● EXTRACTED INFORMATION
================================

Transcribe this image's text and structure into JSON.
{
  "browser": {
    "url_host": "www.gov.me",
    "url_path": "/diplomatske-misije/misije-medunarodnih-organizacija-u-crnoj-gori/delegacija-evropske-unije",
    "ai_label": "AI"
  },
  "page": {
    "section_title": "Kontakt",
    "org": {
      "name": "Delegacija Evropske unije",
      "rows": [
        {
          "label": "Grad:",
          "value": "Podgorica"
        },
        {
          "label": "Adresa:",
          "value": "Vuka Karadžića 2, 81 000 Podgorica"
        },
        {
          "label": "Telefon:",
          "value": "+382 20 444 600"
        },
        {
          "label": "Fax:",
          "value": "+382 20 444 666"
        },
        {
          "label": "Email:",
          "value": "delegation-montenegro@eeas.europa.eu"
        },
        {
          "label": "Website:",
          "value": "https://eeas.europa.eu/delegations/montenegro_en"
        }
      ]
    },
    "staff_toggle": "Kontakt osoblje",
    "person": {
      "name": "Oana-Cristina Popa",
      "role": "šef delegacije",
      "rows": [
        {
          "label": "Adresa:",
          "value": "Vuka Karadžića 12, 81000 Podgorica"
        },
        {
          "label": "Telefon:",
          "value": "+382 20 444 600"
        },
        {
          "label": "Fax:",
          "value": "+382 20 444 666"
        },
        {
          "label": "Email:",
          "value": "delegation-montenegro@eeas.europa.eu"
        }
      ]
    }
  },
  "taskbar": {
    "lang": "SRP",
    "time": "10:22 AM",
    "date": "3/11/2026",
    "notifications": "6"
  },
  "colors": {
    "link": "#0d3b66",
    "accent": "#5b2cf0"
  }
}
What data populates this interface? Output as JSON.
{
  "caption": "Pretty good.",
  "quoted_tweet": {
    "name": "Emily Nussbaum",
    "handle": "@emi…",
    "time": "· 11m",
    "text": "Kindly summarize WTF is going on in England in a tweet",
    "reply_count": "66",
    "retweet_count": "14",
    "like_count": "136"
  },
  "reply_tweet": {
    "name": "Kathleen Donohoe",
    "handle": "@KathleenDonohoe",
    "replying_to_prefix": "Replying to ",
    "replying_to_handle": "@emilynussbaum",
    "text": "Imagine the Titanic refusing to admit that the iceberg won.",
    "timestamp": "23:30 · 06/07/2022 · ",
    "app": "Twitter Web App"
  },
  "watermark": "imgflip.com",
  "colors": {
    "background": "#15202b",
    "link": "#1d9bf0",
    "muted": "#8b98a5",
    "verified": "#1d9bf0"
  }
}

================================

● TASK BRIEF
Extract every line containing the string "Karadžića" from the material.

● FULL RESPONSE
          "value": "Vuka Karadžića 2, 81 000 Podgorica"
          "value": "Vuka Karadžića 12, 81000 Podgorica"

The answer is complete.